- _Objective_:
Filter the entries below, keeping every line that has the word "data".

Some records
★ ★ ★ ★ ★

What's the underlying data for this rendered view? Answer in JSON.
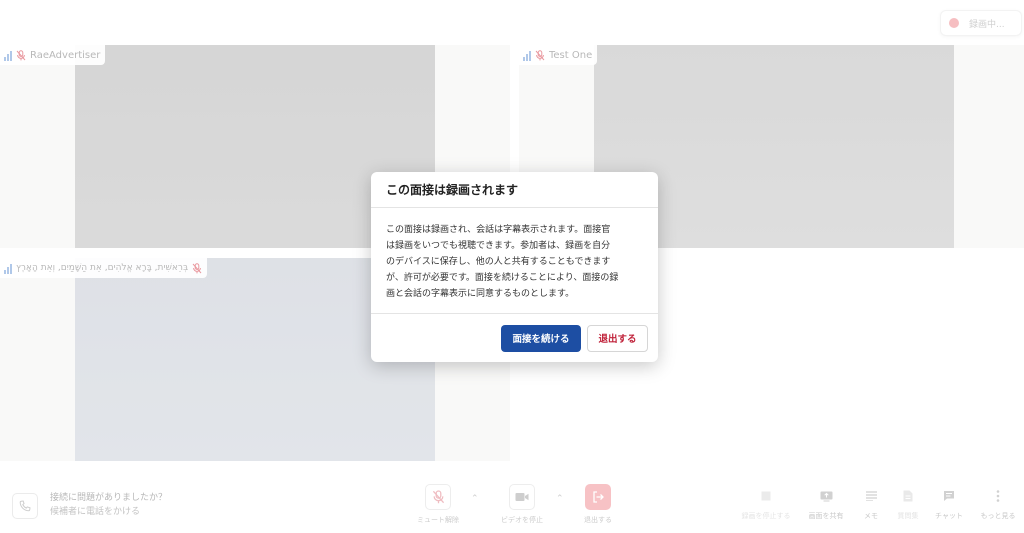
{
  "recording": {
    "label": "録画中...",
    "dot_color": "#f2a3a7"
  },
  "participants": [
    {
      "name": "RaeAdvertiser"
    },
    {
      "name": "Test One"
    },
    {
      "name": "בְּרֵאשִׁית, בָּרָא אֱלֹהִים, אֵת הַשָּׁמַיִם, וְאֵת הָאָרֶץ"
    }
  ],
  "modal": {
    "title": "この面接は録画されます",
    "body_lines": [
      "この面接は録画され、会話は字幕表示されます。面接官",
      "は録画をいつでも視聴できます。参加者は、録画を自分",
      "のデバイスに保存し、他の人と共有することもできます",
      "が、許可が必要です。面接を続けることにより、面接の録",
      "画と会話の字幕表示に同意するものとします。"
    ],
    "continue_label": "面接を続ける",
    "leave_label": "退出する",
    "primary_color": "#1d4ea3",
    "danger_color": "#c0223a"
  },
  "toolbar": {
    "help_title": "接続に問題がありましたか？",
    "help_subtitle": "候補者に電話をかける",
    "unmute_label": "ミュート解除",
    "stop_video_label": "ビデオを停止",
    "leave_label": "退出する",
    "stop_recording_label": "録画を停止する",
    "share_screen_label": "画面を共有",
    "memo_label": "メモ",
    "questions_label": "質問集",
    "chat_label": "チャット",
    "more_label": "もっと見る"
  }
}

★ ★ ★ ★ ★

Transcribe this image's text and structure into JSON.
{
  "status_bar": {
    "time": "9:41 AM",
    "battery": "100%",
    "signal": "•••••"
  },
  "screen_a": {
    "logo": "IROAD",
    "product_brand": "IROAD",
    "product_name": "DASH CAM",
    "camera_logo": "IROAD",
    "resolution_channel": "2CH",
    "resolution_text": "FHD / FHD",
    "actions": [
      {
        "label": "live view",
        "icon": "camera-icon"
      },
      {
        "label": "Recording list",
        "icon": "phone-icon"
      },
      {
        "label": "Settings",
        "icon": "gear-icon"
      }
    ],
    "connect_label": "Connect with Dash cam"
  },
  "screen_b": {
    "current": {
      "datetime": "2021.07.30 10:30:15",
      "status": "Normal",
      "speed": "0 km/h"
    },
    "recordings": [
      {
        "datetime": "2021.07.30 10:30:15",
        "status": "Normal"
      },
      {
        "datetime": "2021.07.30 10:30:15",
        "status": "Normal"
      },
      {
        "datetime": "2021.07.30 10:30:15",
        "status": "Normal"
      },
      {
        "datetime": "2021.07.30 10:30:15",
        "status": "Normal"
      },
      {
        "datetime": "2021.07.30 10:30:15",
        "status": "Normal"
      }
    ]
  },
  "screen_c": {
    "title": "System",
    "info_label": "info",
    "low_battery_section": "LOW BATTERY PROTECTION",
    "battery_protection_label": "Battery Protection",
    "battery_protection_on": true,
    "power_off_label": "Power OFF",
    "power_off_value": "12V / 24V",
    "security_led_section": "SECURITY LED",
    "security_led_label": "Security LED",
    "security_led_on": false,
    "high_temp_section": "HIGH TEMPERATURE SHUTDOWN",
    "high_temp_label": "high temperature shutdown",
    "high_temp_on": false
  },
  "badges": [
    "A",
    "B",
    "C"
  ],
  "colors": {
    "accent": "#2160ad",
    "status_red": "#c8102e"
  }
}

★ ★ ★ ★ ★

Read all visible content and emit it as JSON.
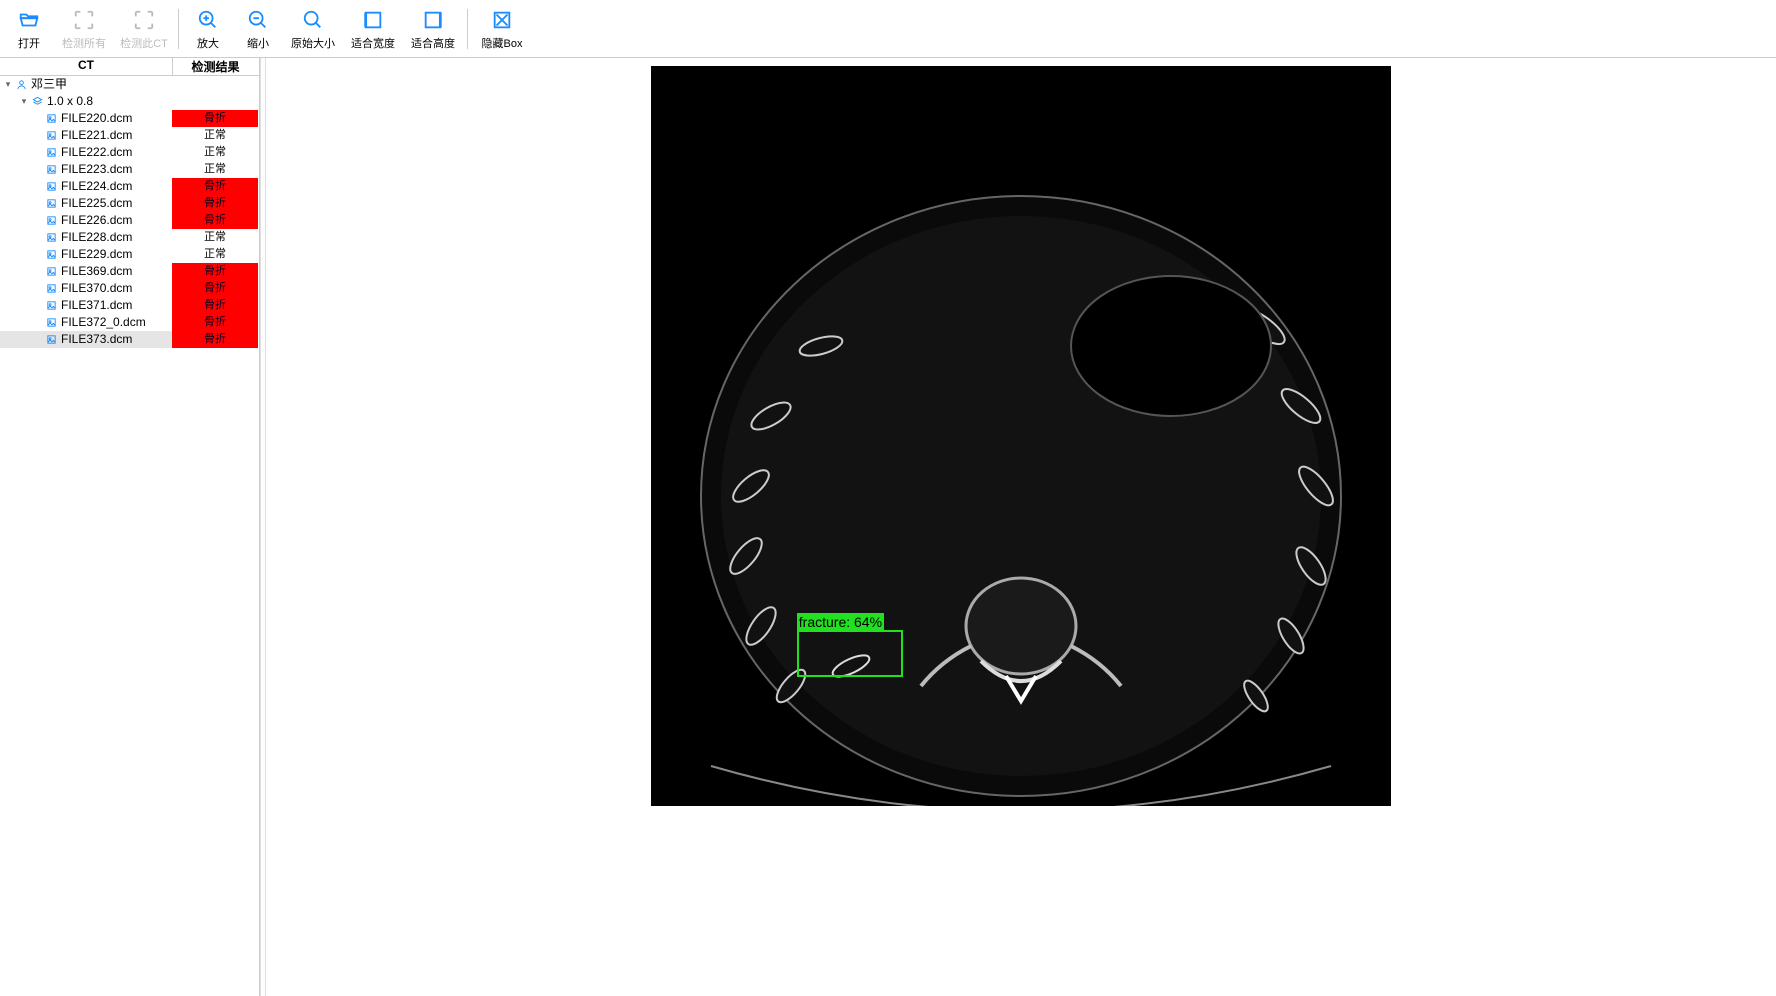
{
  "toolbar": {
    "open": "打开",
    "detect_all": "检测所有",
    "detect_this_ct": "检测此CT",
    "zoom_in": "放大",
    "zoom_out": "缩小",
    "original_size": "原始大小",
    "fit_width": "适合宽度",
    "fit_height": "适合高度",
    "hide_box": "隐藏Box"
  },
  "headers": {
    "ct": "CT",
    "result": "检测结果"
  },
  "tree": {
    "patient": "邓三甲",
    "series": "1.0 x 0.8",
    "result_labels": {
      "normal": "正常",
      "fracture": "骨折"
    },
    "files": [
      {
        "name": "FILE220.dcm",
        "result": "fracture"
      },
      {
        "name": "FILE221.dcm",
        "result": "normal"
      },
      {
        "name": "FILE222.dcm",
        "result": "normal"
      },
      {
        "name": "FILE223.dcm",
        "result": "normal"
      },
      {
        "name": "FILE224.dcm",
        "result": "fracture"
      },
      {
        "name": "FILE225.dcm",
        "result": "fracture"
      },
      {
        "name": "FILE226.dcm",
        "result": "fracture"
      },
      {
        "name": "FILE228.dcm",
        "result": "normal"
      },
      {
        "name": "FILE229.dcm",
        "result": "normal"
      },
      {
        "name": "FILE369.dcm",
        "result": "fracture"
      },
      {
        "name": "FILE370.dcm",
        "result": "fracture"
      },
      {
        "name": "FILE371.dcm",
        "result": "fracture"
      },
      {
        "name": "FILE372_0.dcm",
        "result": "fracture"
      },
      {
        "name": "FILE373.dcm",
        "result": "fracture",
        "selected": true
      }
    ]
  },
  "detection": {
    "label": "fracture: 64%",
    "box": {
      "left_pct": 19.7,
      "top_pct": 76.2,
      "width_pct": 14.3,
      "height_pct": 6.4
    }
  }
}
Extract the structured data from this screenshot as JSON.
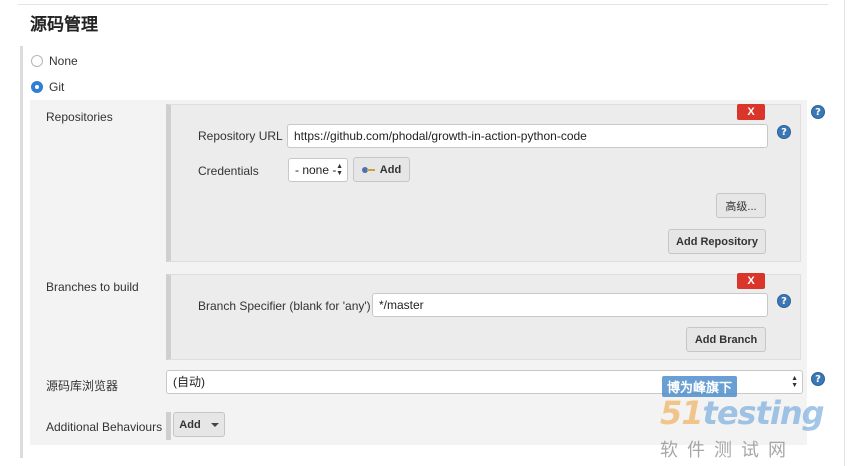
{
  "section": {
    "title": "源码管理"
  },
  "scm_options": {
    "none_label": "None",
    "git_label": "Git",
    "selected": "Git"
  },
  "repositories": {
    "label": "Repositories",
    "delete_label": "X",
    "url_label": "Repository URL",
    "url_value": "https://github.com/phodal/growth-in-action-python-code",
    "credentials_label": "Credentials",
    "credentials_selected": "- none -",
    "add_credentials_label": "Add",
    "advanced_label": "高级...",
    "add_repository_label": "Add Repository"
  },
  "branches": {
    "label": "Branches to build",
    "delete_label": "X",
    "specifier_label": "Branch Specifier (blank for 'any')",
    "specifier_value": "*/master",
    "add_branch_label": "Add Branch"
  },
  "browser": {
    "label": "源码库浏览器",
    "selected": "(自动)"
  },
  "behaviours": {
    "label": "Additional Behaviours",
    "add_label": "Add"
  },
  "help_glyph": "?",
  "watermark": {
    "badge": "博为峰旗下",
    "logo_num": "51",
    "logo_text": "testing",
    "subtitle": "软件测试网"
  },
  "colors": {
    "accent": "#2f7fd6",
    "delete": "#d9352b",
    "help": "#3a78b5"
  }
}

★ ★ ★ ★ ★

- _Result of this exercise_:
What's the underlying data for this rendered view? Answer in JSON.
Extract the structured data from this screenshot as JSON.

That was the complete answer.